| What you have to do |
In the records below, tally the lines that contain the word "nhưng" and give only that number.

| Task data |
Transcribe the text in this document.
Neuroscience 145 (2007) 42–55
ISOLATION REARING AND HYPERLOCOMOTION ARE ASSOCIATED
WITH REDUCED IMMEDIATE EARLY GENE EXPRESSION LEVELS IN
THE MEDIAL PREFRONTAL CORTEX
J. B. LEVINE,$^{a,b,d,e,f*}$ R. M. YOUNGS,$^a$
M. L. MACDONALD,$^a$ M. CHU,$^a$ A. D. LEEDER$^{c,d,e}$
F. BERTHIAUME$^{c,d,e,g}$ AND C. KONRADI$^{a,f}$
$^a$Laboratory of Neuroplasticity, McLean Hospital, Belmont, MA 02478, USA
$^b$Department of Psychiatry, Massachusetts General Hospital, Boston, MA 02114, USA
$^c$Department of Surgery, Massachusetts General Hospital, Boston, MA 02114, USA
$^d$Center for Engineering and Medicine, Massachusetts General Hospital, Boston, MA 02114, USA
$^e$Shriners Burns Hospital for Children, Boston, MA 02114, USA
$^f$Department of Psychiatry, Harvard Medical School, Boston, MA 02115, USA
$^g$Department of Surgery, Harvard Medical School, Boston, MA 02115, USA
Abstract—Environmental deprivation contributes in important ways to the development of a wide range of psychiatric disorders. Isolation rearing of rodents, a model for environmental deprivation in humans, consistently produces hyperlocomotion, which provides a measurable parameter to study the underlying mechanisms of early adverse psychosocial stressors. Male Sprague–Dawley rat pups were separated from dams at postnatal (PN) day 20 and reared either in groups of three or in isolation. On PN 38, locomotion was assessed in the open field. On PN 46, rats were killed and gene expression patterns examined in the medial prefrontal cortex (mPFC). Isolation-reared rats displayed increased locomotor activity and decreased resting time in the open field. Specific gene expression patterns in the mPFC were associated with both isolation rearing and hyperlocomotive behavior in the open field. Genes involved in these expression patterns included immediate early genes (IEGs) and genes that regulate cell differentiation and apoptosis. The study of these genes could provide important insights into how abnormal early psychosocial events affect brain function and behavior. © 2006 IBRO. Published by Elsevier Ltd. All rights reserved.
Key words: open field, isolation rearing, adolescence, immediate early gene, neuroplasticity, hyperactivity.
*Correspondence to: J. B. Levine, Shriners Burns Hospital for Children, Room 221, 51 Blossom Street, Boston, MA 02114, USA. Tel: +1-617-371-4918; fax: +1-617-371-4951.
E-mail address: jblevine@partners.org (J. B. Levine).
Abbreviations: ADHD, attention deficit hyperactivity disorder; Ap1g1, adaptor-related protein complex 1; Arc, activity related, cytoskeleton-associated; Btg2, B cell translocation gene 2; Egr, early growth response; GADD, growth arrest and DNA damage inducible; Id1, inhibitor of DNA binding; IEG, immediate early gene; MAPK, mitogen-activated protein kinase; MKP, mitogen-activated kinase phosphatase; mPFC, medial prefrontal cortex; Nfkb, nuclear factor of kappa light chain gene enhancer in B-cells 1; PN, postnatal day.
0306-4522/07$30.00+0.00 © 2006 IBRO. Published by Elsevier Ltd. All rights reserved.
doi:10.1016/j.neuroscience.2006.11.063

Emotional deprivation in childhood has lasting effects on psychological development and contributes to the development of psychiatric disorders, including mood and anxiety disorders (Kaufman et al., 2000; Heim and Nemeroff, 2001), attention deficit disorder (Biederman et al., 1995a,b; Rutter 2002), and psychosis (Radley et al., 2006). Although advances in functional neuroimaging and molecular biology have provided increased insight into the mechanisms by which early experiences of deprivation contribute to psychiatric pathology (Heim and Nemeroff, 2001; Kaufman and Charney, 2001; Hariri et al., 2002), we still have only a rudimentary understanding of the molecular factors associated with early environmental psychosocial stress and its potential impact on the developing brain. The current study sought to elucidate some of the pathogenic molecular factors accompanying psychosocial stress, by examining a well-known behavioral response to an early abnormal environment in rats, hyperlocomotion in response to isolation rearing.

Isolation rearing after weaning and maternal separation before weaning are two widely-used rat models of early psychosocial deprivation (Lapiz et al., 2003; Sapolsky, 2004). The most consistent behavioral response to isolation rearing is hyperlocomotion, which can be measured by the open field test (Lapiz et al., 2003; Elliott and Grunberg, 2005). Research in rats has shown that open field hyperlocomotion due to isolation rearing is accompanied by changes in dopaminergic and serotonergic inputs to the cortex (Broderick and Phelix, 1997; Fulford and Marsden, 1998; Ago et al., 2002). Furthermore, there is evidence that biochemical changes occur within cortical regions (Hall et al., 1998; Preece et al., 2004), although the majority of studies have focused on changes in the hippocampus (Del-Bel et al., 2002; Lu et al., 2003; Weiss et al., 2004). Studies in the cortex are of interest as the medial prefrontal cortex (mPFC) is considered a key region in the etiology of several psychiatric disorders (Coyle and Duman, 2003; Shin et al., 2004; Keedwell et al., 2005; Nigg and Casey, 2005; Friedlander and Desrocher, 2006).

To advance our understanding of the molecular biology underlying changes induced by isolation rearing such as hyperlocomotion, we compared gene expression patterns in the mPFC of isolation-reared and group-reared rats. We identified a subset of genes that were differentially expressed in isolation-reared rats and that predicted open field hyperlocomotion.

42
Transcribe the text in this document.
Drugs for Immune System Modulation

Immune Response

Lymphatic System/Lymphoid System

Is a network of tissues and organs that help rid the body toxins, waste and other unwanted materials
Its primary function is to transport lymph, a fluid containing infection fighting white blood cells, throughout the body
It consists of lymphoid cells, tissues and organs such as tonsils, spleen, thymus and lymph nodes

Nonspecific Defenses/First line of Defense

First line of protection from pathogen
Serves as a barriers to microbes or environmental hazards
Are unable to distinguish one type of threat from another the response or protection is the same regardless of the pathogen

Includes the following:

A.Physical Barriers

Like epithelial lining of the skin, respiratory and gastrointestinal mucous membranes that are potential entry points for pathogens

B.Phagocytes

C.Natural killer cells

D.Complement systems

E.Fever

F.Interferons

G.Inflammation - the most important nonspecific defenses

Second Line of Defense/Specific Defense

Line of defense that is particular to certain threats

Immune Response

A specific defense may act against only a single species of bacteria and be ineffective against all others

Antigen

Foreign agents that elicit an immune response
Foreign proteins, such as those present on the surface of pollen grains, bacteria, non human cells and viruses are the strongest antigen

---

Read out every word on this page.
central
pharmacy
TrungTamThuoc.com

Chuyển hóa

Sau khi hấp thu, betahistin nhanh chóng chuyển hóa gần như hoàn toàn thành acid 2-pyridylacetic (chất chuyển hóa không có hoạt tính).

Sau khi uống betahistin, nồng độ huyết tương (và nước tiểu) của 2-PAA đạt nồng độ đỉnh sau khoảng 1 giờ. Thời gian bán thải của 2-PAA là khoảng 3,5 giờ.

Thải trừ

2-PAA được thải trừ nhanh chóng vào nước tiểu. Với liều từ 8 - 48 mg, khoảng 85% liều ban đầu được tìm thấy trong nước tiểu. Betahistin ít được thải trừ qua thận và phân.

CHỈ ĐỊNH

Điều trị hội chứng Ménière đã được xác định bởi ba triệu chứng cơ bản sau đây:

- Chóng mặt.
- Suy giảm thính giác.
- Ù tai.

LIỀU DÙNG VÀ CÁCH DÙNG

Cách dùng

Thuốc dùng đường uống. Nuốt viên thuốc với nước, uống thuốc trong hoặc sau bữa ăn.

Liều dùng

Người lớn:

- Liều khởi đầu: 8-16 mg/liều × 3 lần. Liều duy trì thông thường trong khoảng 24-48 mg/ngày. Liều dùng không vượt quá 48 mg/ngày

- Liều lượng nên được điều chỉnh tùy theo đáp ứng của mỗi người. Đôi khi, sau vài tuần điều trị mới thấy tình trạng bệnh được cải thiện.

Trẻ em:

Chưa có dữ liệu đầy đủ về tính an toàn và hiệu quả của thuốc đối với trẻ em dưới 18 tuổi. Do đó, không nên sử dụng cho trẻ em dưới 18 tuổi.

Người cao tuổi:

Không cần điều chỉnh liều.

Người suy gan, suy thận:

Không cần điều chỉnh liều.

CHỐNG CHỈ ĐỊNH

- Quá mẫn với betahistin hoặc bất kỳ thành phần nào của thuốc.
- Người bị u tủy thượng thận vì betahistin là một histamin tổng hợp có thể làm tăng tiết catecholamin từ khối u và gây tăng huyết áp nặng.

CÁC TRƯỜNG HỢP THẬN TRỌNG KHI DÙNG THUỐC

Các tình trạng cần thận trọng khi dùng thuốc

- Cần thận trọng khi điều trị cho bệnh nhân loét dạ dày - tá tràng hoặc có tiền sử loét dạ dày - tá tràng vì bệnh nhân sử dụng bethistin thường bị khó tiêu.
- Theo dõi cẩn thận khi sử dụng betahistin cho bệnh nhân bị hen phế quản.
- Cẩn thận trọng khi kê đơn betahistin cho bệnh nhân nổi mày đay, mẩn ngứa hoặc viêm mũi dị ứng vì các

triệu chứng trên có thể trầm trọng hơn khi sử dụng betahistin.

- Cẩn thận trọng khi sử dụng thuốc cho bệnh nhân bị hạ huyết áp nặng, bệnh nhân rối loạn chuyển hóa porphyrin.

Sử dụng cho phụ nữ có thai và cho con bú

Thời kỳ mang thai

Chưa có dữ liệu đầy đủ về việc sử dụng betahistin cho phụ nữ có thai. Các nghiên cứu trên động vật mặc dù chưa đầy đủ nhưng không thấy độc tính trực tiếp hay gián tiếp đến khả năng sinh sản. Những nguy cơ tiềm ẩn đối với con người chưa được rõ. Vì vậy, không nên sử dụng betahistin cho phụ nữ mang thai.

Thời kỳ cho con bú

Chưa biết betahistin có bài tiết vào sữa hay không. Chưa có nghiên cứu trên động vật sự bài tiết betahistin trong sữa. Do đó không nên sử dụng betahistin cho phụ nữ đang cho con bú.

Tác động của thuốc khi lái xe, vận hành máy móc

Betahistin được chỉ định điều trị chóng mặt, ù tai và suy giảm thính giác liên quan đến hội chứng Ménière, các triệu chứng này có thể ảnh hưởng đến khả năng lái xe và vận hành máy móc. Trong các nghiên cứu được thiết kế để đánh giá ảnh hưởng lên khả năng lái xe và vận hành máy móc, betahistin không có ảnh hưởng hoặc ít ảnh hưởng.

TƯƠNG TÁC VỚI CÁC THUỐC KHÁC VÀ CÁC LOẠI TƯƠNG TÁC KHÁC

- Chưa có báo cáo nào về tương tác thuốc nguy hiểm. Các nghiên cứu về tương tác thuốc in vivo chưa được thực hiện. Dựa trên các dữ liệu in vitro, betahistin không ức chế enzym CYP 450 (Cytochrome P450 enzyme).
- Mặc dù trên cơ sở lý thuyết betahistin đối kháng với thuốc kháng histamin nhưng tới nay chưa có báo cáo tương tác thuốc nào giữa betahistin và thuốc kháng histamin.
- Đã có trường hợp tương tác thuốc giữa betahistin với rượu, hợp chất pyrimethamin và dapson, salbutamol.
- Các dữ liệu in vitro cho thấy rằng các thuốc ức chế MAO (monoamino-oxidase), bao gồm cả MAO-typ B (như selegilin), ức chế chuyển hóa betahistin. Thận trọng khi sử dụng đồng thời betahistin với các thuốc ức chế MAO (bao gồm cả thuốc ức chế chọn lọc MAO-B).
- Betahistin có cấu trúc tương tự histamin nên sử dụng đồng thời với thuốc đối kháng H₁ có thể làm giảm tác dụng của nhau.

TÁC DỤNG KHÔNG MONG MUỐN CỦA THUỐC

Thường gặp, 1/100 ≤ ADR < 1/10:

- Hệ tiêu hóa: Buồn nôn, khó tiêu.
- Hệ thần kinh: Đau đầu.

| Answer to this exercise |
2